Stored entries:
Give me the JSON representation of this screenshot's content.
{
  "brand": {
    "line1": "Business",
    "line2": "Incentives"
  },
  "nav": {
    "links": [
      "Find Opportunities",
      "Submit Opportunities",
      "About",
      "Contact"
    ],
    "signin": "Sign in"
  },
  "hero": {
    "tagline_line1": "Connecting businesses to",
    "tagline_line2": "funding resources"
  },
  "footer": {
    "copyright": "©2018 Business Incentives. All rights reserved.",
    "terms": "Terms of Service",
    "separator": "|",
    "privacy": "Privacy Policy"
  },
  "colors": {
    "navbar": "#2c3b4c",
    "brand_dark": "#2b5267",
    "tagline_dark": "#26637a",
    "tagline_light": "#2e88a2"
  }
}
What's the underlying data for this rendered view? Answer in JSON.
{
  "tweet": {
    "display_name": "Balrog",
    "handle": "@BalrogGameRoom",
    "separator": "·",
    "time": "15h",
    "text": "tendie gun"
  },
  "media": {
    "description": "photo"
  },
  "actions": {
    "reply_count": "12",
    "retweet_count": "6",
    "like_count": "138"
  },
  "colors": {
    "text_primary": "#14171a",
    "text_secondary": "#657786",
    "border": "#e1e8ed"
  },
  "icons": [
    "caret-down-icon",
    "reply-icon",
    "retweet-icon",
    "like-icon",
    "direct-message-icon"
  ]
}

---

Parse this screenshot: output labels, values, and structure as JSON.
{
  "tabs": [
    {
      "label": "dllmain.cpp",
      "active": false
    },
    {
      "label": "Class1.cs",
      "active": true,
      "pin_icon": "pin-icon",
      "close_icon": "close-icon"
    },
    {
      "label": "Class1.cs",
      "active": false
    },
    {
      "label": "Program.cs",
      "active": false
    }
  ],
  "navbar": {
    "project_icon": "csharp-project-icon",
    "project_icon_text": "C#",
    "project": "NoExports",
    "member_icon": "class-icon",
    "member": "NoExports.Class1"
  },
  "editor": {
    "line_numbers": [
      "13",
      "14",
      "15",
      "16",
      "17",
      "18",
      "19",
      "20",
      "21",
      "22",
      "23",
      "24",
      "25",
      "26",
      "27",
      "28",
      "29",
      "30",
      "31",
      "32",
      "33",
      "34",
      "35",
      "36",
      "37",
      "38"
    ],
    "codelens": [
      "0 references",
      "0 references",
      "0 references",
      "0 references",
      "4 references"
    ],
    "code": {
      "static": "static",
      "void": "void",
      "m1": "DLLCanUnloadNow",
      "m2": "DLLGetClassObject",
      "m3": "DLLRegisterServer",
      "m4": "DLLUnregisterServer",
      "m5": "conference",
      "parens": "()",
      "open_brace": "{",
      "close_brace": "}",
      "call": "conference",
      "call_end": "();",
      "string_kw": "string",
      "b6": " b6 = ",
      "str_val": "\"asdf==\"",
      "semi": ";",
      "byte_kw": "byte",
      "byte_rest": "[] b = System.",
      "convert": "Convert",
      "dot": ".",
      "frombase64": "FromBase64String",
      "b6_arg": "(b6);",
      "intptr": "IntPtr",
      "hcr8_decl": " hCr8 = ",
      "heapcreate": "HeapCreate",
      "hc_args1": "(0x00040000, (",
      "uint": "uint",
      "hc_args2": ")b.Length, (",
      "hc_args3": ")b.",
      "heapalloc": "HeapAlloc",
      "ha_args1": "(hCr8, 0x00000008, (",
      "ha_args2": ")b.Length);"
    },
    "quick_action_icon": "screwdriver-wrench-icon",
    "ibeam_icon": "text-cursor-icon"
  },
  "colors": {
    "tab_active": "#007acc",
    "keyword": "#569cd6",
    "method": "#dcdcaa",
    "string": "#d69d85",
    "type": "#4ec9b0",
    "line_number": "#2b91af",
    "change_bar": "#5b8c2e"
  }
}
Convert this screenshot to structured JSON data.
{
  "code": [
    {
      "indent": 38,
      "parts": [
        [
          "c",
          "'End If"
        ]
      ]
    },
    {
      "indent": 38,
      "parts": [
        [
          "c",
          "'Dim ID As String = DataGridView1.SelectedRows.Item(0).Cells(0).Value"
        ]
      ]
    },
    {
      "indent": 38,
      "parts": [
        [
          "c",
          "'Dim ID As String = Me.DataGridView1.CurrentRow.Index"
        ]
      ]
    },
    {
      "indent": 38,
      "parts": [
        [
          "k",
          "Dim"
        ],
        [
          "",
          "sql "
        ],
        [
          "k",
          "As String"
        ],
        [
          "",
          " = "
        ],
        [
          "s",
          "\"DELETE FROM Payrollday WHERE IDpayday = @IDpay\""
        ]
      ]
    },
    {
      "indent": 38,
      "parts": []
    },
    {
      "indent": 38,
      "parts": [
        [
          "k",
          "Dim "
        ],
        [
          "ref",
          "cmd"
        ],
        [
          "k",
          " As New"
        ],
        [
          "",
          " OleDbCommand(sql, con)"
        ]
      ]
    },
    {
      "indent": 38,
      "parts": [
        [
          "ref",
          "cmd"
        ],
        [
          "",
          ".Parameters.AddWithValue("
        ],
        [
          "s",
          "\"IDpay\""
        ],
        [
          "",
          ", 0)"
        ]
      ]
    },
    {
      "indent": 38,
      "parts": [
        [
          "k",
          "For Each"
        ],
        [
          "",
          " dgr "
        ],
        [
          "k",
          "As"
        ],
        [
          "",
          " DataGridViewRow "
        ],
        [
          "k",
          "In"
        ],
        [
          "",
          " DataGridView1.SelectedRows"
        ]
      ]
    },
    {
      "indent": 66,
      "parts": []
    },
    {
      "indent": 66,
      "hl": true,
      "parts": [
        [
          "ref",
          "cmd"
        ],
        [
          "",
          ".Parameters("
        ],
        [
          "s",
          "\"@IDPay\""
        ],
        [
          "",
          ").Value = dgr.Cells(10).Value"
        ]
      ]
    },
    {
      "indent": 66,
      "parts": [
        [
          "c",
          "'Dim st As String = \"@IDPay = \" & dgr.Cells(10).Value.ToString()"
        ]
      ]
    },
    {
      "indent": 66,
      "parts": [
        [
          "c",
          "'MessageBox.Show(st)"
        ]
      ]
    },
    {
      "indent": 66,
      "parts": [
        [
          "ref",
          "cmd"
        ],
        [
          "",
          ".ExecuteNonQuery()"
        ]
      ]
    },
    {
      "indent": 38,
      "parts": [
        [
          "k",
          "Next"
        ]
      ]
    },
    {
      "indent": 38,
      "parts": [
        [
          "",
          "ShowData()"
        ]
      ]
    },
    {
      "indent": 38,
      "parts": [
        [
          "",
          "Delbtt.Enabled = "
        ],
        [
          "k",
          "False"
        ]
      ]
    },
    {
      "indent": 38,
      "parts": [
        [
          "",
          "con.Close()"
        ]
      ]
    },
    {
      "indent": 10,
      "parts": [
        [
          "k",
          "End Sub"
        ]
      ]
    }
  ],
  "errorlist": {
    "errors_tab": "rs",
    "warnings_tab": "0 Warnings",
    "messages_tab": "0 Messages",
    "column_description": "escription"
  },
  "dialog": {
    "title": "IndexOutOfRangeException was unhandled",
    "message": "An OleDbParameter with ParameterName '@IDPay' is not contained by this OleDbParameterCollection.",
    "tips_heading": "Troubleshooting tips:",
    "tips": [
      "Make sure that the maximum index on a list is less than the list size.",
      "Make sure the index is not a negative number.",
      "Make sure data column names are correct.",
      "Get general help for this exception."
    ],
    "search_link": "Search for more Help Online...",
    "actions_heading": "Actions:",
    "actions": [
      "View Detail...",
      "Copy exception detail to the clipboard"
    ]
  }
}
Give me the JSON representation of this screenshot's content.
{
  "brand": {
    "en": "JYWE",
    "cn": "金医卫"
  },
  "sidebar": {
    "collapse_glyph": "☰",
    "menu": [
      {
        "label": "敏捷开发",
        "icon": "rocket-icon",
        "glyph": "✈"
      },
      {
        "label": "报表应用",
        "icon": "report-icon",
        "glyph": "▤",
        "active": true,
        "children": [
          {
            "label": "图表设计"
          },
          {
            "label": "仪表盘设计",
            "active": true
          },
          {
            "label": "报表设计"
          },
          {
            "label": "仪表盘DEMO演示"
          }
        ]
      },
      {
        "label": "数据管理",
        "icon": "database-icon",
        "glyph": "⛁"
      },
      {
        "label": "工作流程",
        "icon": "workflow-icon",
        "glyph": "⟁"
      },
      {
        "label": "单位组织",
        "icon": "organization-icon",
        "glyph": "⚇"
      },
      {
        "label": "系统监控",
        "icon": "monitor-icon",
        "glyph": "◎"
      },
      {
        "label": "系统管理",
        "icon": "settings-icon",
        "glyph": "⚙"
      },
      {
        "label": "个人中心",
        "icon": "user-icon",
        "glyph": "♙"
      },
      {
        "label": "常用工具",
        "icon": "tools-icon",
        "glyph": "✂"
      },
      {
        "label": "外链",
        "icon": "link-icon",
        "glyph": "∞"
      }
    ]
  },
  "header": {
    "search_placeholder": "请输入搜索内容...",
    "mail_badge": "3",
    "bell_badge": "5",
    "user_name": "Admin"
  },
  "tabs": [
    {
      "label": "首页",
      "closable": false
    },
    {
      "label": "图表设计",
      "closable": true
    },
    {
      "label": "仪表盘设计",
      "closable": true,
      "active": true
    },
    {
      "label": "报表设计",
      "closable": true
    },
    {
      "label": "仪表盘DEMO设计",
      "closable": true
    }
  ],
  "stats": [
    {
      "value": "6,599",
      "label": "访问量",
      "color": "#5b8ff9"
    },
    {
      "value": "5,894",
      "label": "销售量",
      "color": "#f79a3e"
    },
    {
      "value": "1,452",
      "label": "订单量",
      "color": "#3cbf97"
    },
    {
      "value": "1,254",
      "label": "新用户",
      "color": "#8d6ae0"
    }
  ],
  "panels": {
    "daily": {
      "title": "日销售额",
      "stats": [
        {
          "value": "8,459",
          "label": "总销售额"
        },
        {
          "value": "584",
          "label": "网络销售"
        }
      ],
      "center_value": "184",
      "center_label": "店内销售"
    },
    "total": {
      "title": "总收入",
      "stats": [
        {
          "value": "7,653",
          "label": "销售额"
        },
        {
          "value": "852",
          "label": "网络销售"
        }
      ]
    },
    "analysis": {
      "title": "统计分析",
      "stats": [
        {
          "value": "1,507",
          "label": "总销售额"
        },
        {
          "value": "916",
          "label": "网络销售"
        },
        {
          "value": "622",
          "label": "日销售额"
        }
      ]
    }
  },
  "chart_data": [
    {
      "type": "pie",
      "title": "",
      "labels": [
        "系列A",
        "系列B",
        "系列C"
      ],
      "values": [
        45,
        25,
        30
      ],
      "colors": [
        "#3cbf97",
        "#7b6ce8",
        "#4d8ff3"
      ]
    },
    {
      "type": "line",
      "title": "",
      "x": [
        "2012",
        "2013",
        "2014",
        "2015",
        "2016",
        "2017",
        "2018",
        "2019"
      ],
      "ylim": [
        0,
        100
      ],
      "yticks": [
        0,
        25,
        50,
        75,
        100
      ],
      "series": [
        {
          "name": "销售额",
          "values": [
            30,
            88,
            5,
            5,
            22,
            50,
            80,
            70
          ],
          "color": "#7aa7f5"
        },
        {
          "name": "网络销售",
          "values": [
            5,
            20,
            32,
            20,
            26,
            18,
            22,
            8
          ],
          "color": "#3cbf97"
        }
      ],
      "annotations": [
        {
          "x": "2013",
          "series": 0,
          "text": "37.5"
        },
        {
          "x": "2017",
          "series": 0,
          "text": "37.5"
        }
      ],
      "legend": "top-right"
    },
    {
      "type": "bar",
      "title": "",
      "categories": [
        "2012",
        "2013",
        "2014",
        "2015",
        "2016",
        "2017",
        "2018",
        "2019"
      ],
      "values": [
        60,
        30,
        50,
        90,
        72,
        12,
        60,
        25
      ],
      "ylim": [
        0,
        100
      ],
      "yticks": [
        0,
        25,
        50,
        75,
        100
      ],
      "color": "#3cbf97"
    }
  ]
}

* * *

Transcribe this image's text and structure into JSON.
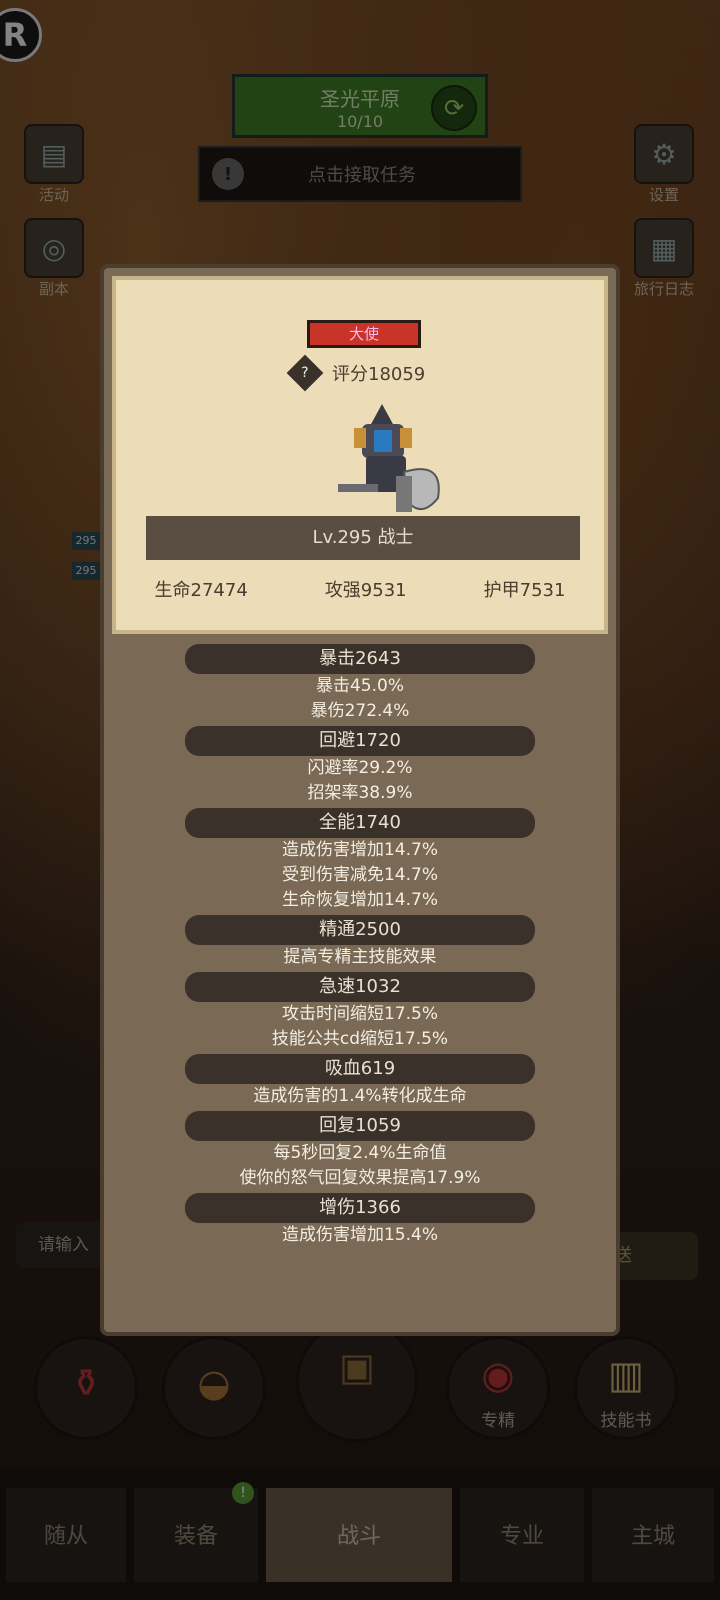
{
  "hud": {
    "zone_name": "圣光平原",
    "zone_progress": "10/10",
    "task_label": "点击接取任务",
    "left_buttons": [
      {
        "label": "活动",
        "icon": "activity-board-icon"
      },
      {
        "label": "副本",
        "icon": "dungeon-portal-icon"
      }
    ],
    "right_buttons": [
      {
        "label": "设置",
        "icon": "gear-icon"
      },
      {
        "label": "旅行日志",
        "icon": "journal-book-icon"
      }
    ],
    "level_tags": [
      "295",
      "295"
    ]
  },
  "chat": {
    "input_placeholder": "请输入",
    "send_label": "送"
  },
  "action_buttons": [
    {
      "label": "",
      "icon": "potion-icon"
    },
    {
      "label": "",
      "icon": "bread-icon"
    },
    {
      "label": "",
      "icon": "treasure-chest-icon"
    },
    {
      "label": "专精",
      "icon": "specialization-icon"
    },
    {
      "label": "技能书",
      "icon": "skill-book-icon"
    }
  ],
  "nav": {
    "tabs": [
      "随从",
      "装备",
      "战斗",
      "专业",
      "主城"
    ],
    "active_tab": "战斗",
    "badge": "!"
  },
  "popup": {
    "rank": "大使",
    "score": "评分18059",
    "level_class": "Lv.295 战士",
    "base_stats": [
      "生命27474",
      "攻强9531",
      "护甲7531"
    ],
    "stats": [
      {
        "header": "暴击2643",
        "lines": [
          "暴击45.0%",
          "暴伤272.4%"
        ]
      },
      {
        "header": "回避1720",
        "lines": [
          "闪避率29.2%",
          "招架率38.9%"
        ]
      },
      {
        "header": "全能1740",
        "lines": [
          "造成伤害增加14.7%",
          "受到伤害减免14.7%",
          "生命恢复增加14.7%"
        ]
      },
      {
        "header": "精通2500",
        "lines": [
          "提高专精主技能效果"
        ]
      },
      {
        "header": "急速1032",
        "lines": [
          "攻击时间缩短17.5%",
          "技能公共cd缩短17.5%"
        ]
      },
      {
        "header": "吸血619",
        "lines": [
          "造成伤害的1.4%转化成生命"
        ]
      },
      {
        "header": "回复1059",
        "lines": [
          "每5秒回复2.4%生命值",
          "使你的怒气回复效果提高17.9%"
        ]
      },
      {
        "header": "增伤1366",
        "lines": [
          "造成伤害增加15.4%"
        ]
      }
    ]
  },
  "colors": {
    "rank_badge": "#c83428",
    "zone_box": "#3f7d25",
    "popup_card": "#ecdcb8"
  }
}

--- Exercise ---
Your task is to gather every line with the word "header" and copy it.

--- Solution for this task ---
  "header": {
        "header": "暴击2643",
        "header": "回避1720",
        "header": "全能1740",
        "header": "精通2500",
        "header": "急速1032",
        "header": "吸血619",
        "header": "回复1059",
        "header": "增伤1366",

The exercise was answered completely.